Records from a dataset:
-- Begin --
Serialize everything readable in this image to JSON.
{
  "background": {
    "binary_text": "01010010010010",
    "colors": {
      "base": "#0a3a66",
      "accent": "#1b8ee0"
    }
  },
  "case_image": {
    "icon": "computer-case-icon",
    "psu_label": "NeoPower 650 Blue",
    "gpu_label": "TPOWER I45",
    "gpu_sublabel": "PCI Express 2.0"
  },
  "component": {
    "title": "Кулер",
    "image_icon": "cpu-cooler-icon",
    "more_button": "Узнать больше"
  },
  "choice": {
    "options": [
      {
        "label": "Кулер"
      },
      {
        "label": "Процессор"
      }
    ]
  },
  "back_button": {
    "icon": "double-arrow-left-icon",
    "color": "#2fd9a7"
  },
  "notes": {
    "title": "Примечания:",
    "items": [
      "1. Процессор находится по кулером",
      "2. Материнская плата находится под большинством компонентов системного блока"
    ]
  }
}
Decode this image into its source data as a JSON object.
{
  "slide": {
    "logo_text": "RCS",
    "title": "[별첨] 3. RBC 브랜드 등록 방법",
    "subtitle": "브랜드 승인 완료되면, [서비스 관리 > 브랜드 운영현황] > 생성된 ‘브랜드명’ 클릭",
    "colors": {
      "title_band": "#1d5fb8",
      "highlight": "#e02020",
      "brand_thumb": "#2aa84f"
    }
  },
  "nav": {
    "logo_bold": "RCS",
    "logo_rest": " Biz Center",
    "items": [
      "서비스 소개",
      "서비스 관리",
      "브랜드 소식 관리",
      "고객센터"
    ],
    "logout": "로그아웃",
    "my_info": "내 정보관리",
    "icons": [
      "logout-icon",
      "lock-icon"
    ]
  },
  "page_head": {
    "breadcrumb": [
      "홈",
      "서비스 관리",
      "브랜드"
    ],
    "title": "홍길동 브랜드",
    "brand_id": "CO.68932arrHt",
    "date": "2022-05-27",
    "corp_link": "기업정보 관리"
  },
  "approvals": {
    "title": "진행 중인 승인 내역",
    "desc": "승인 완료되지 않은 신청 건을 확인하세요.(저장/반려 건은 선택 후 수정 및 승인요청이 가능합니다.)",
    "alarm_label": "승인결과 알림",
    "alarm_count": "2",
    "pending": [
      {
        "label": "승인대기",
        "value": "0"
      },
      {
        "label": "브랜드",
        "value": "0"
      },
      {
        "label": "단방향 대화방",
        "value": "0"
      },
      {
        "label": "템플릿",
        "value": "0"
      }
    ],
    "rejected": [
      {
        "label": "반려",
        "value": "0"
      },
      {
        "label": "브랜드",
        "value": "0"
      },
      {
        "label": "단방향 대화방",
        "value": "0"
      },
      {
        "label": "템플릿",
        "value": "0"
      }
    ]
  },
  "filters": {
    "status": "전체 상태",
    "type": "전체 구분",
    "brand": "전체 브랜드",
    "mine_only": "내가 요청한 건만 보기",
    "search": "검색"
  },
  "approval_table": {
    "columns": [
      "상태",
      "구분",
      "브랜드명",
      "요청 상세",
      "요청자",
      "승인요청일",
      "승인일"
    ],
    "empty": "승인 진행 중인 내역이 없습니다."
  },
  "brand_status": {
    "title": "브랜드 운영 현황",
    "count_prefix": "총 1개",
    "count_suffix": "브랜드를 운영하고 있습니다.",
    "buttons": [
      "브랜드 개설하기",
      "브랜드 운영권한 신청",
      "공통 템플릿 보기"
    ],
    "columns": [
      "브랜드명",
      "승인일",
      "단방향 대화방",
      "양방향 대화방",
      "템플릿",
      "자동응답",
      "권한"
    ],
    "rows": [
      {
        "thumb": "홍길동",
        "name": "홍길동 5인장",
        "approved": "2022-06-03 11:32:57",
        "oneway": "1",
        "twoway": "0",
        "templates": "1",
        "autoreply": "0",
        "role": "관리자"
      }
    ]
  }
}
-- End --
# EXERCISE BRIEF:
Collect every line from the records above that contains the word "this".

# CORRECT RESULT:
Serialize everything readable in this image to JSON.
Decode this image into its source data as a JSON object.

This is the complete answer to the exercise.